**The exercise:**
Write out all of the data without omission, exactly as shown.

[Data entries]

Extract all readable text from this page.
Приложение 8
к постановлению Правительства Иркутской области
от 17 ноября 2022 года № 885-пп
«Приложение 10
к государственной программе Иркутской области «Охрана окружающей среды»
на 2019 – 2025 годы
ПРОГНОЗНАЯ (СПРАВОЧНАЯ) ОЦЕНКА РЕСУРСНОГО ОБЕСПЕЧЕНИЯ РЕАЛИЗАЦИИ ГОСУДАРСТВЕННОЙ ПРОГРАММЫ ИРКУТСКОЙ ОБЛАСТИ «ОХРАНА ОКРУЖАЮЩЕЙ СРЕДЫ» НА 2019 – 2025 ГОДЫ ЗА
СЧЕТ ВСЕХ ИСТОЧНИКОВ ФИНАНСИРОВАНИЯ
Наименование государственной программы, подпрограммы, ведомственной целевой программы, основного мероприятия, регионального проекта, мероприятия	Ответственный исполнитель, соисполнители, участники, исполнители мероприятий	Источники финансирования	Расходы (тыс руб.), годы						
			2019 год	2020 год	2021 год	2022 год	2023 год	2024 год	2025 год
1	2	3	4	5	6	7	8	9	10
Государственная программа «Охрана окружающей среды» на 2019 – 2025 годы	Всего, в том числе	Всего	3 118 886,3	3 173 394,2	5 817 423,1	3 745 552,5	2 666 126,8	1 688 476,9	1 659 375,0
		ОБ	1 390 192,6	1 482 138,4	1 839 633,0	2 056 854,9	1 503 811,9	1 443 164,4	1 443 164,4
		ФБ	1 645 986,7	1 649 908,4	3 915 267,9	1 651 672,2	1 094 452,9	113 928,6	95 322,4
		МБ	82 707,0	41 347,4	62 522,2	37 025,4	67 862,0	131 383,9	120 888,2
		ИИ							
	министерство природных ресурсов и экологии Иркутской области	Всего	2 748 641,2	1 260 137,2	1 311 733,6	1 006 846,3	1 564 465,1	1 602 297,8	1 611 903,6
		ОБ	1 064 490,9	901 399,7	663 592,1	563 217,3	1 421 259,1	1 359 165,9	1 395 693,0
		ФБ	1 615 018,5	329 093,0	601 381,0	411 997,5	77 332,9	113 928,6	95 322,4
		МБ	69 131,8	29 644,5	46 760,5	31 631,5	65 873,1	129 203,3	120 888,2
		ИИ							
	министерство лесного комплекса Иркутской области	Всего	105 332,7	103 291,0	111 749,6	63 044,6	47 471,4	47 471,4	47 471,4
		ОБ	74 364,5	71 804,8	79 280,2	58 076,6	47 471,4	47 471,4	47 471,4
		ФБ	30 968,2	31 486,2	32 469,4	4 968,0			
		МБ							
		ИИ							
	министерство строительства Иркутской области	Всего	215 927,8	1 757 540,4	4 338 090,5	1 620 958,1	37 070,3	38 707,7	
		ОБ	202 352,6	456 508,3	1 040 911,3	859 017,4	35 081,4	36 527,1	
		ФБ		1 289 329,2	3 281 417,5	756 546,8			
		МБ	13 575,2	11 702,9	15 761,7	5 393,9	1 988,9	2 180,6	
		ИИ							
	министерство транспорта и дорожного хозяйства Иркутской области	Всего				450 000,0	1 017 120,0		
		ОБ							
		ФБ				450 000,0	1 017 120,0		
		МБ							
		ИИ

**Written response:**
Extract all readable text from this page.
Приложение 8
к постановлению Правительства Иркутской области
от 17 ноября 2022 года № 885-пп
«Приложение 10
к государственной программе Иркутской области «Охрана окружающей среды»
на 2019 – 2025 годы
ПРОГНОЗНАЯ (СПРАВОЧНАЯ) ОЦЕНКА РЕСУРСНОГО ОБЕСПЕЧЕНИЯ РЕАЛИЗАЦИИ ГОСУДАРСТВЕННОЙ ПРОГРАММЫ ИРКУТСКОЙ ОБЛАСТИ «ОХРАНА ОКРУЖАЮЩЕЙ СРЕДЫ» НА 2019 – 2025 ГОДЫ ЗА
СЧЕТ ВСЕХ ИСТОЧНИКОВ ФИНАНСИРОВАНИЯ
Наименование государственной программы, подпрограммы, ведомственной целевой программы, основного мероприятия, регионального проекта, мероприятия	Ответственный исполнитель, соисполнители, участники, исполнители мероприятий	Источники финансирования	Расходы (тыс руб.), годы						
			2019 год	2020 год	2021 год	2022 год	2023 год	2024 год	2025 год
1	2	3	4	5	6	7	8	9	10
Государственная программа «Охрана окружающей среды» на 2019 – 2025 годы	Всего, в том числе	Всего	3 118 886,3	3 173 394,2	5 817 423,1	3 745 552,5	2 666 126,8	1 688 476,9	1 659 375,0
		ОБ	1 390 192,6	1 482 138,4	1 839 633,0	2 056 854,9	1 503 811,9	1 443 164,4	1 443 164,4
		ФБ	1 645 986,7	1 649 908,4	3 915 267,9	1 651 672,2	1 094 452,9	113 928,6	95 322,4
		МБ	82 707,0	41 347,4	62 522,2	37 025,4	67 862,0	131 383,9	120 888,2
		ИИ							
	министерство природных ресурсов и экологии Иркутской области	Всего	2 748 641,2	1 260 137,2	1 311 733,6	1 006 846,3	1 564 465,1	1 602 297,8	1 611 903,6
		ОБ	1 064 490,9	901 399,7	663 592,1	563 217,3	1 421 259,1	1 359 165,9	1 395 693,0
		ФБ	1 615 018,5	329 093,0	601 381,0	411 997,5	77 332,9	113 928,6	95 322,4
		МБ	69 131,8	29 644,5	46 760,5	31 631,5	65 873,1	129 203,3	120 888,2
		ИИ							
	министерство лесного комплекса Иркутской области	Всего	105 332,7	103 291,0	111 749,6	63 044,6	47 471,4	47 471,4	47 471,4
		ОБ	74 364,5	71 804,8	79 280,2	58 076,6	47 471,4	47 471,4	47 471,4
		ФБ	30 968,2	31 486,2	32 469,4	4 968,0			
		МБ							
		ИИ							
	министерство строительства Иркутской области	Всего	215 927,8	1 757 540,4	4 338 090,5	1 620 958,1	37 070,3	38 707,7	
		ОБ	202 352,6	456 508,3	1 040 911,3	859 017,4	35 081,4	36 527,1	
		ФБ		1 289 329,2	3 281 417,5	756 546,8			
		МБ	13 575,2	11 702,9	15 761,7	5 393,9	1 988,9	2 180,6	
		ИИ							
	министерство транспорта и дорожного хозяйства Иркутской области	Всего				450 000,0	1 017 120,0		
		ОБ							
		ФБ				450 000,0	1 017 120,0		
		МБ							
		ИИ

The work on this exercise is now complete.